**** GEGEBENE DATEN

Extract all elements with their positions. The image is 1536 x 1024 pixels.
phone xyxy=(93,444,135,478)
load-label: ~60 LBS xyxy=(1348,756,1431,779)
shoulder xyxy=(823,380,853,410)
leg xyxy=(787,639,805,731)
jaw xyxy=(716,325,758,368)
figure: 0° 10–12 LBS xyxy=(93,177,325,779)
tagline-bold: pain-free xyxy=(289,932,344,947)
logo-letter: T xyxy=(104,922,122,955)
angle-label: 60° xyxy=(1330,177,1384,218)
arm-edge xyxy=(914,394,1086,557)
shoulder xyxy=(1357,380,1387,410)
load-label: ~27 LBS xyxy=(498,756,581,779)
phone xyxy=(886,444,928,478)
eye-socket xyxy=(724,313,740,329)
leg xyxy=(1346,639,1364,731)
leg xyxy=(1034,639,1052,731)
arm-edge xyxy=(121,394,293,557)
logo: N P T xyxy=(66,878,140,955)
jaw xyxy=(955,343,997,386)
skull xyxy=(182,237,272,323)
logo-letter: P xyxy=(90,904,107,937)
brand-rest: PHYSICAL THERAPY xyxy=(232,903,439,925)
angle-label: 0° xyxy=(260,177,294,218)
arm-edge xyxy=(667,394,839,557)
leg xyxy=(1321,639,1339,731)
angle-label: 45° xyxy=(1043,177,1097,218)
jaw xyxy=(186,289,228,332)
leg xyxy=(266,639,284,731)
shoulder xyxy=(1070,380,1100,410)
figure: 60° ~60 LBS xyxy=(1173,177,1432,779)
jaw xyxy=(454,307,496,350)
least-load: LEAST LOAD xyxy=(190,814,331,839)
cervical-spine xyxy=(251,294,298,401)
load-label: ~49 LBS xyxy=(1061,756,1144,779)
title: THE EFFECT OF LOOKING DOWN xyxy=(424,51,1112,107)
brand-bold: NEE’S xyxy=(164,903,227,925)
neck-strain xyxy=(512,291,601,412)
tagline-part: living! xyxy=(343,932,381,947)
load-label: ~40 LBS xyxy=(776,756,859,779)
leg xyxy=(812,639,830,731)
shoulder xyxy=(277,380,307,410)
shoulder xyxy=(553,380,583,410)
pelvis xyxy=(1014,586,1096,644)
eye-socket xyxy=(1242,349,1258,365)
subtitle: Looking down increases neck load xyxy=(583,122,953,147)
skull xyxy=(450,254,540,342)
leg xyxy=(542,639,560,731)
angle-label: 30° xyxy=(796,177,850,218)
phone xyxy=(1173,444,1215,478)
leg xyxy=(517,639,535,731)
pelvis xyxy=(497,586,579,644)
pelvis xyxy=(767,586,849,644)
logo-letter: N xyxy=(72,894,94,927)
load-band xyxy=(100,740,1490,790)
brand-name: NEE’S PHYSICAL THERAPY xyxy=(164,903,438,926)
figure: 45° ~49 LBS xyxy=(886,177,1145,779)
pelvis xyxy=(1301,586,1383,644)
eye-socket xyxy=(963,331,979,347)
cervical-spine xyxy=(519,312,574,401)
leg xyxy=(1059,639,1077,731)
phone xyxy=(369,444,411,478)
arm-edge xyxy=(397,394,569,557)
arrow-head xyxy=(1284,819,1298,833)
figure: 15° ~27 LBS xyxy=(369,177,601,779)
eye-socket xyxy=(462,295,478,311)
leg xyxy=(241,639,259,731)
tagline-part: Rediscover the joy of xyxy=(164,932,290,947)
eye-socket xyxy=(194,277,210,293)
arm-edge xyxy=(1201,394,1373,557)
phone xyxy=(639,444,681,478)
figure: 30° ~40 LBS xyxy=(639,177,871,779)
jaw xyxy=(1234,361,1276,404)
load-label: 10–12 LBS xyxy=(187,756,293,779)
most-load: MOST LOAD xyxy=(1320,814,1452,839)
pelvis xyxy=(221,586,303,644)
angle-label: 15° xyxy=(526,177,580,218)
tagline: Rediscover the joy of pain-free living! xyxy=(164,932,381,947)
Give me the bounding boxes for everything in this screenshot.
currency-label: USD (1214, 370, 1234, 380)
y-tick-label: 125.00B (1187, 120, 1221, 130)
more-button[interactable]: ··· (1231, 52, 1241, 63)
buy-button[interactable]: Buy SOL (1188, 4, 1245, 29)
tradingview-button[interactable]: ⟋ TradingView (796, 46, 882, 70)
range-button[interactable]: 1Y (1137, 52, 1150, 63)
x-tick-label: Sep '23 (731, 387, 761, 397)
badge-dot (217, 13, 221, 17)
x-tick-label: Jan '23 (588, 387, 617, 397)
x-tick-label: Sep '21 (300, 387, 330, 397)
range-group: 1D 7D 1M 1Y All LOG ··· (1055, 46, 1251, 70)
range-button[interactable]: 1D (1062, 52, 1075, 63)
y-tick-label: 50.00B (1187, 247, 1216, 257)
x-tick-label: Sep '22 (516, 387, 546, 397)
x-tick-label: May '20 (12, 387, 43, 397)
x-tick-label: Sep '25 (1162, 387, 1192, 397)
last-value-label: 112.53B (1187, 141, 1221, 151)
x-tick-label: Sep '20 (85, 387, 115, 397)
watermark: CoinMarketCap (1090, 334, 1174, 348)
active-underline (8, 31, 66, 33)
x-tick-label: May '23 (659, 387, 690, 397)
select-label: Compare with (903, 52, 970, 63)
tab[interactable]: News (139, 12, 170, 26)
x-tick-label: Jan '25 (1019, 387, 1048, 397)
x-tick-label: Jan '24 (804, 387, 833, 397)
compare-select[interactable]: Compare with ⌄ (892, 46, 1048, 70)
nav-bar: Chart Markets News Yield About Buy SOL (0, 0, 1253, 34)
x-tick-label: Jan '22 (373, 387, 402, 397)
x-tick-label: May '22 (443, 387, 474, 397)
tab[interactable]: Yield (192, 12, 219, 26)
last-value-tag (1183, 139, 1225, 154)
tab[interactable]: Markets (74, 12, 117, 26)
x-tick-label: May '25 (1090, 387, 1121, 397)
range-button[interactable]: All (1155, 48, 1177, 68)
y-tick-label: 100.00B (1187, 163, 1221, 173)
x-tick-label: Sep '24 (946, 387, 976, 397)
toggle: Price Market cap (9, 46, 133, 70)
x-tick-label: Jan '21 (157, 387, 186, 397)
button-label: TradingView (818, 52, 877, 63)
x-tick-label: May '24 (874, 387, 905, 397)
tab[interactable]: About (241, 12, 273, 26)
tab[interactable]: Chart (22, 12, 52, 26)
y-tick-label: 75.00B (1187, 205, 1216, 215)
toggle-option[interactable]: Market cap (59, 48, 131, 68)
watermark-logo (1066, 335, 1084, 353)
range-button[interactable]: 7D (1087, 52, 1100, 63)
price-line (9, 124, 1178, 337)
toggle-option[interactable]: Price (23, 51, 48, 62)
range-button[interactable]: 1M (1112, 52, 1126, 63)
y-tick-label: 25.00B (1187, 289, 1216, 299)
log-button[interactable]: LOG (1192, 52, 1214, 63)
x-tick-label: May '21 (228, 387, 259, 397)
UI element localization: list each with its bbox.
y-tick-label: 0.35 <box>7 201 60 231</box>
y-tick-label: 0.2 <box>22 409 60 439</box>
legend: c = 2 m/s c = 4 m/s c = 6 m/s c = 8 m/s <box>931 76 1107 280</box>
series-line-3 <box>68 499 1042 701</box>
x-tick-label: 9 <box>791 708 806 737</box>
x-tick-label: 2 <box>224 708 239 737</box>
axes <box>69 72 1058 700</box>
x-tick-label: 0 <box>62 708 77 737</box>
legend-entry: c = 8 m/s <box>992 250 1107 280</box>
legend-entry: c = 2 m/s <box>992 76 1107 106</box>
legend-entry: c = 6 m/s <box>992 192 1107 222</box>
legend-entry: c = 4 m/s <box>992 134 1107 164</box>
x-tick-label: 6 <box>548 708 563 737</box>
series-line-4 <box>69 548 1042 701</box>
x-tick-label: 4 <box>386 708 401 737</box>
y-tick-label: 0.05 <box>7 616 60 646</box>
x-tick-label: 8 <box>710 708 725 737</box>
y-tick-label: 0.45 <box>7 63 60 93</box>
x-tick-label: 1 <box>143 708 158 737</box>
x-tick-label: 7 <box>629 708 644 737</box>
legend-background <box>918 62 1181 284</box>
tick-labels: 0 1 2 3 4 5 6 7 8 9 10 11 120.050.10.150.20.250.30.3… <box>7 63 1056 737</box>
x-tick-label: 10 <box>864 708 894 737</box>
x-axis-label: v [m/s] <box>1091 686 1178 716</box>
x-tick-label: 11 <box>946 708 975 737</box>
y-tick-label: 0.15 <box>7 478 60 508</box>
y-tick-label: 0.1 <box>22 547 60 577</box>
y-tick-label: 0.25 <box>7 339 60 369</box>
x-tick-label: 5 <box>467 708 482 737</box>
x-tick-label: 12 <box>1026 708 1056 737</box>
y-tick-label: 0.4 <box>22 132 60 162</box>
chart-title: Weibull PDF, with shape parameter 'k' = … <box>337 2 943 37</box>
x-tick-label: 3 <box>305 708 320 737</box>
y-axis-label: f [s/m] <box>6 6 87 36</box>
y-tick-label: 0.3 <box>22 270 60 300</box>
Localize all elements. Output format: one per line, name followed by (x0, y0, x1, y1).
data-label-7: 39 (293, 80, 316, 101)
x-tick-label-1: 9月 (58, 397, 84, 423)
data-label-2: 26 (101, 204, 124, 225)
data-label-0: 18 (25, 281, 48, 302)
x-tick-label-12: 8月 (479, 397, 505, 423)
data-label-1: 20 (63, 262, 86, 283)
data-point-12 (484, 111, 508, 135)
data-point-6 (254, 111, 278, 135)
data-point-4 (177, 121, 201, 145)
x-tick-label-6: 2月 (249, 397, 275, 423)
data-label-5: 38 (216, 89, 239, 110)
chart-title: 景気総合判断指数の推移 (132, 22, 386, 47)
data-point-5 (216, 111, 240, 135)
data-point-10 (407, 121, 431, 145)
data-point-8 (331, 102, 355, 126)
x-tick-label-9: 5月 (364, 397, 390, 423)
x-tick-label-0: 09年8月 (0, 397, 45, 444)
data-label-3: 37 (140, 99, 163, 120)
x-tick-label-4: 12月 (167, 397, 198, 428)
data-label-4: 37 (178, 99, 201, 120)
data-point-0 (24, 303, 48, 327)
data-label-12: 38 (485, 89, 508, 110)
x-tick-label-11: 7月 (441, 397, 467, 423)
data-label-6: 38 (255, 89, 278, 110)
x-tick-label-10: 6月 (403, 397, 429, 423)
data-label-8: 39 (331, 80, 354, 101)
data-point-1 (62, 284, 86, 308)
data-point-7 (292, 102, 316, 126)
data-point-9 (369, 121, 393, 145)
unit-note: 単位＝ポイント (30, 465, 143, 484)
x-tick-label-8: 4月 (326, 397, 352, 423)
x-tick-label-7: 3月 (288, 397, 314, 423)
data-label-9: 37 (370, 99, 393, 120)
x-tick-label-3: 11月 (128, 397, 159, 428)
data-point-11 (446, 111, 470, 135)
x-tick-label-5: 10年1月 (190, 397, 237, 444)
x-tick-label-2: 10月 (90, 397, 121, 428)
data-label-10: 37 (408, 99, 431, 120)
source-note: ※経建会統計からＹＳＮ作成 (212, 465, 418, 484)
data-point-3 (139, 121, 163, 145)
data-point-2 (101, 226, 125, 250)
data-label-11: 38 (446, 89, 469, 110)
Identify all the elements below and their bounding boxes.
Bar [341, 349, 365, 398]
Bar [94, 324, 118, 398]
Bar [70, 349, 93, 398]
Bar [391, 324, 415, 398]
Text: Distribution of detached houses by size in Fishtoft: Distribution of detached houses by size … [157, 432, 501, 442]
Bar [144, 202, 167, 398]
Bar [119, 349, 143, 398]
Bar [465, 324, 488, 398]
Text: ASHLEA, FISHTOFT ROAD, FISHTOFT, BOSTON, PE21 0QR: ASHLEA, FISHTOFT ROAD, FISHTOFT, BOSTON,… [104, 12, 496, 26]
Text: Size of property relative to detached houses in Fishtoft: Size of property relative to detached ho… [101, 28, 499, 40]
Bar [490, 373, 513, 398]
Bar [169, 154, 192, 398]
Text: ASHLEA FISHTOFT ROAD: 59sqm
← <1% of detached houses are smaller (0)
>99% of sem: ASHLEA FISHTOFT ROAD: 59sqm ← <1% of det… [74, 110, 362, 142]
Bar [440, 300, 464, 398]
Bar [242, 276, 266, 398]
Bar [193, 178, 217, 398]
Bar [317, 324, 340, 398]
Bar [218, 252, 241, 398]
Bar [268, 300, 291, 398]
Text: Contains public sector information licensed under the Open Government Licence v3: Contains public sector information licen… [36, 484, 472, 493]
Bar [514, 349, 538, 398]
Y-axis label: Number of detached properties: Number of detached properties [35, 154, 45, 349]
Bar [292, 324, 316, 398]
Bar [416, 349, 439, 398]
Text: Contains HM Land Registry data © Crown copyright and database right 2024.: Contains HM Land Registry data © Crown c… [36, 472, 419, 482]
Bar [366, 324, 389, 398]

********

#### ANWEISUNG
Schreib die Zeilen ab dem Anfang der Datensätze bis einschließlich der Zeile mit „jaw xyxy=(716,325,758,368)“ wortgetreu ab.

#### ANTWORT ZUR AUFGABE
Extract all elements with their positions. The image is 1536 x 1024 pixels.
phone xyxy=(93,444,135,478)
load-label: ~60 LBS xyxy=(1348,756,1431,779)
shoulder xyxy=(823,380,853,410)
leg xyxy=(787,639,805,731)
jaw xyxy=(716,325,758,368)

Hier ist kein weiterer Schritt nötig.